*Set exercise*. Copy out the lines that have "Pickled" in them.

*Collected data*.

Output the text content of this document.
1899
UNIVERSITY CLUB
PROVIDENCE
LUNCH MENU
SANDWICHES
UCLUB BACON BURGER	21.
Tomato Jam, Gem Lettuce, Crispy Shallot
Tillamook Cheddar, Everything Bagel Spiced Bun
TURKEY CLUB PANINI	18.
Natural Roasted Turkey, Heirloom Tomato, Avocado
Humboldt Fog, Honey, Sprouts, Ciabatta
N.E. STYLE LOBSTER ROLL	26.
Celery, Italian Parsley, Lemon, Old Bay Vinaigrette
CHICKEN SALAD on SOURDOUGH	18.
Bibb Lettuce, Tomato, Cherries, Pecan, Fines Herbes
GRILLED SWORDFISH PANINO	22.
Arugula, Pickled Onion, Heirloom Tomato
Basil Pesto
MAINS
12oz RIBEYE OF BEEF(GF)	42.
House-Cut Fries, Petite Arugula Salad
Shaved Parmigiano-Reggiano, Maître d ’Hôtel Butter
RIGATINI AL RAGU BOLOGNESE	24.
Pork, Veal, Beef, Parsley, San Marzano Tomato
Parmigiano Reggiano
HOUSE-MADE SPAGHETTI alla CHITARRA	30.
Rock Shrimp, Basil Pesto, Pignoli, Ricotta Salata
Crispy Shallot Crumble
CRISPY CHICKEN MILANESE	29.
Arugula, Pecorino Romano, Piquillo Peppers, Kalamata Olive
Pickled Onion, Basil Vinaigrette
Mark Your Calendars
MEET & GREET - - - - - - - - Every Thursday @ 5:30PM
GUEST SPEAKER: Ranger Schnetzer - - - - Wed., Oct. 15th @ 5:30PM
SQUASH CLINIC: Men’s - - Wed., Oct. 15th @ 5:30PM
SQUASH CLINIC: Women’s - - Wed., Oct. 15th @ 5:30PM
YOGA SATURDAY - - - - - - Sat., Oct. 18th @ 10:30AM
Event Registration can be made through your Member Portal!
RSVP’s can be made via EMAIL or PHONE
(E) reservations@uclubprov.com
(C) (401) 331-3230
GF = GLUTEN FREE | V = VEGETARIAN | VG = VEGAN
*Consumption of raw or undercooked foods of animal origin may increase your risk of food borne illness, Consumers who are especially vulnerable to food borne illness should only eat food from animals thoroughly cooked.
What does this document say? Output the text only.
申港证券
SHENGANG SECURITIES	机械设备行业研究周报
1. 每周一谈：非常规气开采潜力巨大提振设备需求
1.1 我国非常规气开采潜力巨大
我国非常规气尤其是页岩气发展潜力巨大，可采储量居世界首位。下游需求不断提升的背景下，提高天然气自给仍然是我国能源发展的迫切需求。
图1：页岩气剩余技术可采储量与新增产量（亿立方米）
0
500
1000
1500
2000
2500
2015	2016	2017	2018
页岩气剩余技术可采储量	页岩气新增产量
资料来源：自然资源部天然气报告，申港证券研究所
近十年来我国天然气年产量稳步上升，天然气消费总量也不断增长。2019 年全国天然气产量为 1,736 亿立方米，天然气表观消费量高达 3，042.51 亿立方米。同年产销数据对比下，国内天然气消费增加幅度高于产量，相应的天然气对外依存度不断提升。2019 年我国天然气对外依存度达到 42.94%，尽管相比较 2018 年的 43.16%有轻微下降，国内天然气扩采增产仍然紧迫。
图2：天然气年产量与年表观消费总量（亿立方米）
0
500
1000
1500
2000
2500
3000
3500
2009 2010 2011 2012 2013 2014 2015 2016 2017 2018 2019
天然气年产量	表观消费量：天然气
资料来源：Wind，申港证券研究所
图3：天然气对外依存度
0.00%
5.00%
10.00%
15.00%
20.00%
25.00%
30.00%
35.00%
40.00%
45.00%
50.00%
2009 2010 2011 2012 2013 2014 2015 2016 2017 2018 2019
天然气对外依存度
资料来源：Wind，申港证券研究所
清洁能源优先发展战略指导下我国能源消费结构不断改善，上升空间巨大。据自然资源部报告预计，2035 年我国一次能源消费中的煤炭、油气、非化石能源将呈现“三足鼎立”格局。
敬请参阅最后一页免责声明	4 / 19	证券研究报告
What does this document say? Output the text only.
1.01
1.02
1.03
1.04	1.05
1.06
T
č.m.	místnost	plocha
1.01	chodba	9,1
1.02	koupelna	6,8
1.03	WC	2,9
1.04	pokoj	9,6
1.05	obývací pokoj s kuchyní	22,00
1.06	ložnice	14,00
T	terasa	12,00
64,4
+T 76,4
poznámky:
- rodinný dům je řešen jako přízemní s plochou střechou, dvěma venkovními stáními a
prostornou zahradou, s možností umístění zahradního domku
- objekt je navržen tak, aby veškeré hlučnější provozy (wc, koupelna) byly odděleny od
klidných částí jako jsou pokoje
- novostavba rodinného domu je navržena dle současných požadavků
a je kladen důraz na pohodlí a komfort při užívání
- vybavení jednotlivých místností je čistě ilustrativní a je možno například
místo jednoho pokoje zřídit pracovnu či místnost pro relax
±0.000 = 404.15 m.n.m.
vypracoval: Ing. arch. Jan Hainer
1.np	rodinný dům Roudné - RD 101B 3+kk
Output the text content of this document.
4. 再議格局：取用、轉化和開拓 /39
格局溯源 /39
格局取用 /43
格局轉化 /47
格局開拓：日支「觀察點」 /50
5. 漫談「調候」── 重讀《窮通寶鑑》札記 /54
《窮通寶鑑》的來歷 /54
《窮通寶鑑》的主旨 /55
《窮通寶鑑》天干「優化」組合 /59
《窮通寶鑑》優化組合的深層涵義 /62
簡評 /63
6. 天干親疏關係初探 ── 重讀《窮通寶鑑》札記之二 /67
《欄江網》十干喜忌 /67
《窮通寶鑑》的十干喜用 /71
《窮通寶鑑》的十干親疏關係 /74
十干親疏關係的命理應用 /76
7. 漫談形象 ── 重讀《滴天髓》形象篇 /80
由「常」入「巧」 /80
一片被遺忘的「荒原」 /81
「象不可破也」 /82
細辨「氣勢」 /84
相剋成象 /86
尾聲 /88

*Result for this task*.
Arugula, Pickled Onion, Heirloom Tomato
Pickled Onion, Basil Vinaigrette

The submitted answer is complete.